* begin Data *
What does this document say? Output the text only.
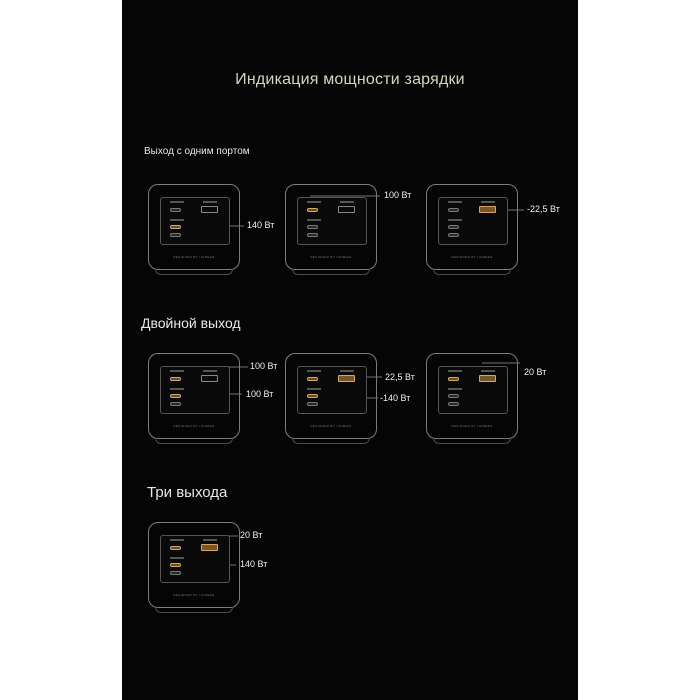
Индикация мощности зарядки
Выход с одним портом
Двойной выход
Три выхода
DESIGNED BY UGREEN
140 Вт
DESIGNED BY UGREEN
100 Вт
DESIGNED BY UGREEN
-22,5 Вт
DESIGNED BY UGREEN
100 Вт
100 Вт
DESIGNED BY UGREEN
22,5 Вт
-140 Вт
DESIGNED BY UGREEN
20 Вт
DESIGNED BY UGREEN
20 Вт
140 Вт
* end Data *
* begin Data *
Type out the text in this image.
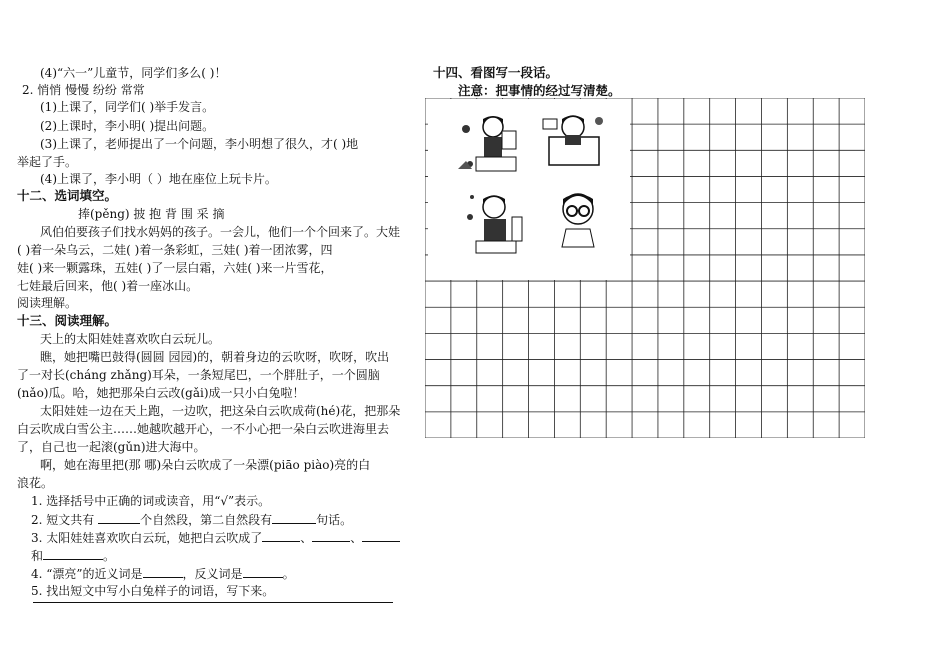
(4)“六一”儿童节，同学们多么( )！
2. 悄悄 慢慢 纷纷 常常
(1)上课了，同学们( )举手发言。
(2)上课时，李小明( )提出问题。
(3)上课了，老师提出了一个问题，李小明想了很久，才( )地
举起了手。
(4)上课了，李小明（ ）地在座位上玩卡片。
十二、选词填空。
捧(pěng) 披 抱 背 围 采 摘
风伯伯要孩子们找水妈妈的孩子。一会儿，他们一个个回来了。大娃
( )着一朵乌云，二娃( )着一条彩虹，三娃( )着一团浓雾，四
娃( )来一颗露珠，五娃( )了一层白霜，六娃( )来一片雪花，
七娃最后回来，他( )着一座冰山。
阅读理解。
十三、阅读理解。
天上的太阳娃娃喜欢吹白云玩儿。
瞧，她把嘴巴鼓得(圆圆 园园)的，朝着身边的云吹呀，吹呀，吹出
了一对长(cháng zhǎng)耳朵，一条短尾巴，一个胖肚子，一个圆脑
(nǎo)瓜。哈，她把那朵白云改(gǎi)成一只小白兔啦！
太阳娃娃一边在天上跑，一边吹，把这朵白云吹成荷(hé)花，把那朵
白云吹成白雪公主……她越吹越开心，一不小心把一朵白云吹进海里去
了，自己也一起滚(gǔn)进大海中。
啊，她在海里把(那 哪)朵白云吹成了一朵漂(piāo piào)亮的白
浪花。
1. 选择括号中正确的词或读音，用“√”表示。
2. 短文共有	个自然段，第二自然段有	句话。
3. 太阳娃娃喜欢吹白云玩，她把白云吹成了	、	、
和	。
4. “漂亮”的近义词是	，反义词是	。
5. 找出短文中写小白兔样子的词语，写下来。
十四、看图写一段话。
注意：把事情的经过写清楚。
* end Data *
* begin Data *
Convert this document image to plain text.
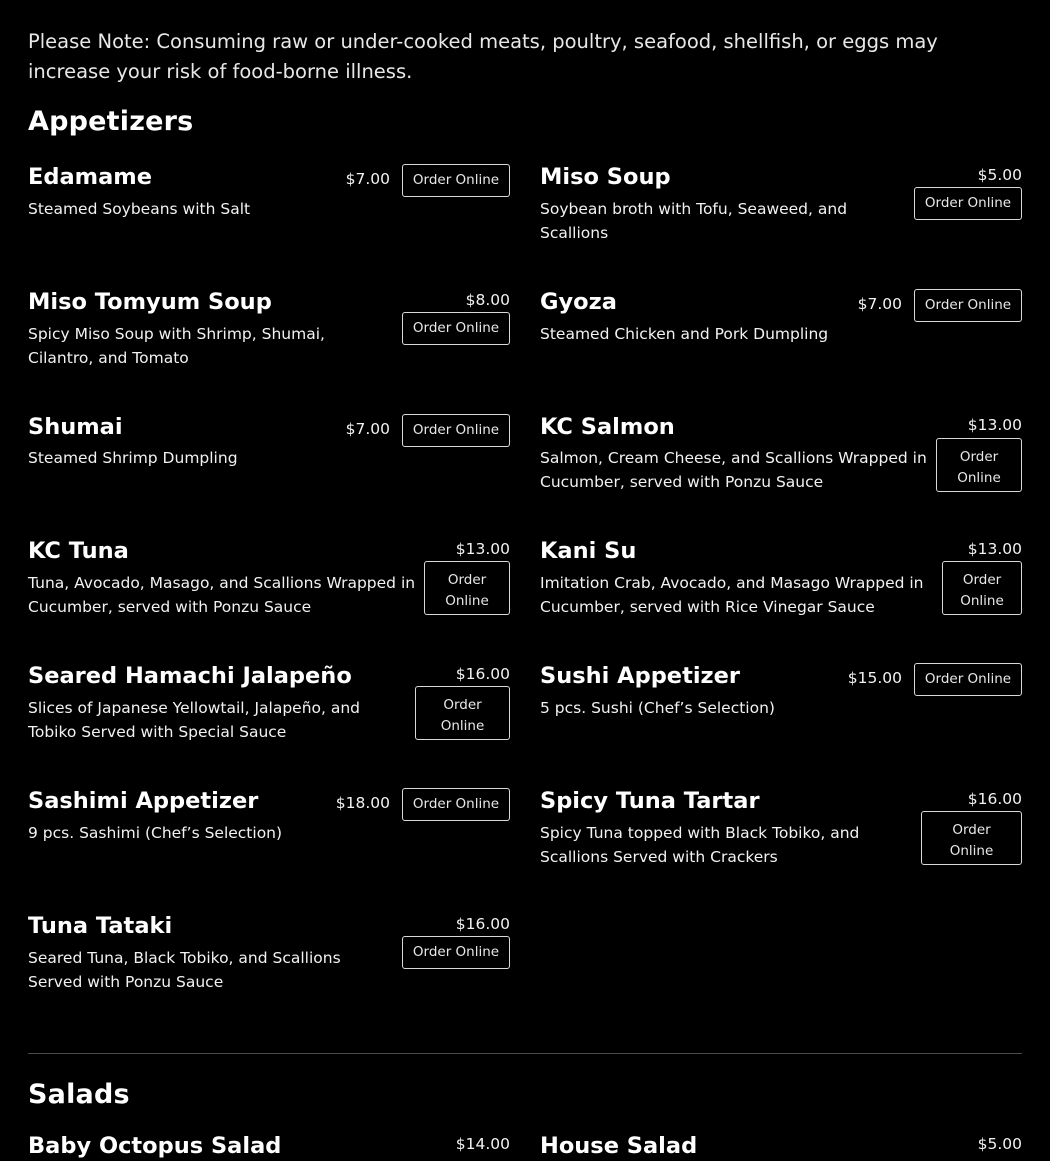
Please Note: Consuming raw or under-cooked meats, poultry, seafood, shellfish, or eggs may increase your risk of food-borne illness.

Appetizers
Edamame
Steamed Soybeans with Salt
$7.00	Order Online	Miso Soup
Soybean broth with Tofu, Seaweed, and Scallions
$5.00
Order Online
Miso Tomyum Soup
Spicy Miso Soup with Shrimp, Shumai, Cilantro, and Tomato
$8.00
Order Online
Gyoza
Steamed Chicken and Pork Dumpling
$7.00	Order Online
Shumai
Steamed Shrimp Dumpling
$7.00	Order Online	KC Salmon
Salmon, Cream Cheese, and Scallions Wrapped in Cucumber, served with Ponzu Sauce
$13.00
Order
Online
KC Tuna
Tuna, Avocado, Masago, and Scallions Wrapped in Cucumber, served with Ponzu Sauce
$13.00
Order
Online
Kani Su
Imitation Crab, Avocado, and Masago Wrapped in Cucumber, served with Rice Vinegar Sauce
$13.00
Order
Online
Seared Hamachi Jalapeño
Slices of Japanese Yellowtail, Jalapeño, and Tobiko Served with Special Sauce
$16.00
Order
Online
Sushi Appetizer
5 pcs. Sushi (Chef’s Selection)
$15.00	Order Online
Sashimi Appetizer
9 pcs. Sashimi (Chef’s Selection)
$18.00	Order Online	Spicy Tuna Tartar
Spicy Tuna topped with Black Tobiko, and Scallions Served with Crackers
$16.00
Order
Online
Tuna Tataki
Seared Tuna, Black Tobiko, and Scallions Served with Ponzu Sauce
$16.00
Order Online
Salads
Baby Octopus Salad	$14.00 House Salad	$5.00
* end Data *
Instructions to follow: Tally the lines in these entries that have the string "Scallions" in them, then answer with the count and nothing else.

Answer for this exercise: 5